— DIRECTIVE —
In the entries that follow, how many lines contain the word "DEPORTISTA"? Answer with the number only.

— EXERCISE MATERIALS —

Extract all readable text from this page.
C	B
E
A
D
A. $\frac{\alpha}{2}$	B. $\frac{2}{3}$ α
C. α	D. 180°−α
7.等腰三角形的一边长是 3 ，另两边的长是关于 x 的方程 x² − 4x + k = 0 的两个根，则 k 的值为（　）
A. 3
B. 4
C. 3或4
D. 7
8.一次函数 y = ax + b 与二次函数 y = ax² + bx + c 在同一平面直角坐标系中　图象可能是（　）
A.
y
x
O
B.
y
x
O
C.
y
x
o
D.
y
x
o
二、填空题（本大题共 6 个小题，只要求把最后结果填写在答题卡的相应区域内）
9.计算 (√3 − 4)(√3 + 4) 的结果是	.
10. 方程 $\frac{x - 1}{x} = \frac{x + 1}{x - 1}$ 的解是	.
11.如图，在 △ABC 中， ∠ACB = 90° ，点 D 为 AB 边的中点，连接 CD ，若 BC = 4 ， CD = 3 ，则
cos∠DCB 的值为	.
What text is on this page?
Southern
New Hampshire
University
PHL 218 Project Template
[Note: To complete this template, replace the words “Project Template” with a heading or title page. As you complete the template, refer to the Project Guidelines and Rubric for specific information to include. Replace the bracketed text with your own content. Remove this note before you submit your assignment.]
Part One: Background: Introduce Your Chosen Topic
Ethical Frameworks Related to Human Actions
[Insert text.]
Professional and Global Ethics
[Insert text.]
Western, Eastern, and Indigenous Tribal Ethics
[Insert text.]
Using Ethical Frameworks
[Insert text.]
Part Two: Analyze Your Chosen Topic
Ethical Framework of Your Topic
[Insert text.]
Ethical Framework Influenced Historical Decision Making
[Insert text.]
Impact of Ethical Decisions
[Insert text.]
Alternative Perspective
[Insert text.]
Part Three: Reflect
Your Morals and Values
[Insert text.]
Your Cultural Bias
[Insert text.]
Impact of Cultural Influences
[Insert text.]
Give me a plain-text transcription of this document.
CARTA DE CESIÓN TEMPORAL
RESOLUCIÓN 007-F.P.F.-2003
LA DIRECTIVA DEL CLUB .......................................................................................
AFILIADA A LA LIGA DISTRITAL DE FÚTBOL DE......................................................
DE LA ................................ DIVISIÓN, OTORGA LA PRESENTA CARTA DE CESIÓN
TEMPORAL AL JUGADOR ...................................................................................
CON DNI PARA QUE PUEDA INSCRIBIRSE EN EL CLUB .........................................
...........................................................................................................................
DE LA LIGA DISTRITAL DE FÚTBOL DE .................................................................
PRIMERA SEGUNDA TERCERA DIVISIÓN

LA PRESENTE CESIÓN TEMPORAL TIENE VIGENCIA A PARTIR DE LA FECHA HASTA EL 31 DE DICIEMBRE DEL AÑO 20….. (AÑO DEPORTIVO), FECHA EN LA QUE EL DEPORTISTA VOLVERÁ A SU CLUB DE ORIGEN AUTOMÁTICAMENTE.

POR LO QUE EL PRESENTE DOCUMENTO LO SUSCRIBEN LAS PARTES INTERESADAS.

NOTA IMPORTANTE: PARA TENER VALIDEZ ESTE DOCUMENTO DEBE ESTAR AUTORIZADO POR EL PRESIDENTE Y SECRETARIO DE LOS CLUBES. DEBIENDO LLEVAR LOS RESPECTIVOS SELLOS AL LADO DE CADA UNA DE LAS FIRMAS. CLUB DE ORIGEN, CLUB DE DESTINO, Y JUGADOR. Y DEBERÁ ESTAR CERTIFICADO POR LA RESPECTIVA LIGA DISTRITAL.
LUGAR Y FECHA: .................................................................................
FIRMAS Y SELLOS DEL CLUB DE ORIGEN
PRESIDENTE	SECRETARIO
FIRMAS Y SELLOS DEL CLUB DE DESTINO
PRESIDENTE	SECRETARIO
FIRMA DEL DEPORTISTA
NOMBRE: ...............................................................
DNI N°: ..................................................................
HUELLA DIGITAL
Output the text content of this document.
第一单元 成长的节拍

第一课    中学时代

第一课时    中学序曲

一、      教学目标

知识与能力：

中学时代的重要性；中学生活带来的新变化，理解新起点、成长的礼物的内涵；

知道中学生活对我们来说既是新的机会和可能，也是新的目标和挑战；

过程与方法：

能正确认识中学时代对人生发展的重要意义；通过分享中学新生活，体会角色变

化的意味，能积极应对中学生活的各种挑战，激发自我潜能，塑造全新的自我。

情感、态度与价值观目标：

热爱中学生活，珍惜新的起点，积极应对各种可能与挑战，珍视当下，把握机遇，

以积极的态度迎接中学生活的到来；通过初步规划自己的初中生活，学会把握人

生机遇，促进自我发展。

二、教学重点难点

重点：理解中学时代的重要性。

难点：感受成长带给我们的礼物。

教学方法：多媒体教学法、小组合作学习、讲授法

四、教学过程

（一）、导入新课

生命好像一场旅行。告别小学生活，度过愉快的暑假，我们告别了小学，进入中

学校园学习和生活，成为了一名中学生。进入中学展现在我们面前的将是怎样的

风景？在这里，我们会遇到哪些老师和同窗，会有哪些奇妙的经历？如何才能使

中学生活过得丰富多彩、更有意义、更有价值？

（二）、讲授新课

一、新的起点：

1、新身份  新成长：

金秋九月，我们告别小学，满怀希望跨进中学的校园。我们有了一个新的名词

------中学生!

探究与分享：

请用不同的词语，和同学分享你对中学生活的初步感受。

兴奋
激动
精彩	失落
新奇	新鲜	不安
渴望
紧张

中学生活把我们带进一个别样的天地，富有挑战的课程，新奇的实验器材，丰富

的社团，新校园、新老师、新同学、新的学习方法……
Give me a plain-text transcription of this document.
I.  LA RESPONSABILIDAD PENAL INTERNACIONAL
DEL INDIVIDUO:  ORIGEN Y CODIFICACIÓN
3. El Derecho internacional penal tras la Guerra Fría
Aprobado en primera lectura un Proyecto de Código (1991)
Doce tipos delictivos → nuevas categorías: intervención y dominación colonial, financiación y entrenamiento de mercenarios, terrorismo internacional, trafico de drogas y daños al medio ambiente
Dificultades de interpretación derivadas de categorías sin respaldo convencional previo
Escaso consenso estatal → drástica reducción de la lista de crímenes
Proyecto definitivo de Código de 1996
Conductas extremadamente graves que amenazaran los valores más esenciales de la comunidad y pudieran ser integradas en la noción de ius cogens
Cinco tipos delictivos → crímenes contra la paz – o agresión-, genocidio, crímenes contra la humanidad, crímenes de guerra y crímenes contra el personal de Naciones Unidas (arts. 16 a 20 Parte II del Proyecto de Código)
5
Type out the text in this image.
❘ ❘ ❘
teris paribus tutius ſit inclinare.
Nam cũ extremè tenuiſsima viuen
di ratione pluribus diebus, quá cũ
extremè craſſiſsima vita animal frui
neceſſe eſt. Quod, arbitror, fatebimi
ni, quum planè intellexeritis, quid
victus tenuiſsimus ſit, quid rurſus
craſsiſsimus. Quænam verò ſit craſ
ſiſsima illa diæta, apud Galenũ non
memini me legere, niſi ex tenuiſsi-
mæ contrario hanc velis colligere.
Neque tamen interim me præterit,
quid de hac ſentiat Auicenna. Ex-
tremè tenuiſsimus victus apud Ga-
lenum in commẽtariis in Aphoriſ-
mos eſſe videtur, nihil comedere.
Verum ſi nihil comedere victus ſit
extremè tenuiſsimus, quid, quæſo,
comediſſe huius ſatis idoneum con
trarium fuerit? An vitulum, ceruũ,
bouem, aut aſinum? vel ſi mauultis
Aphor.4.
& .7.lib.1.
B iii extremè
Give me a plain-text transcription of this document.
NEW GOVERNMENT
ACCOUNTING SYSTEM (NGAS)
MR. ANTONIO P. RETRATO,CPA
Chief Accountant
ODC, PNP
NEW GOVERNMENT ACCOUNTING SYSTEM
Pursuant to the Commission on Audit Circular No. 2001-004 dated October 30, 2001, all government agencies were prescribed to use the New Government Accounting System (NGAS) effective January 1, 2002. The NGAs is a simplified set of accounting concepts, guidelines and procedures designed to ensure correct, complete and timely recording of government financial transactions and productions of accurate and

— FULL ANSWER —
2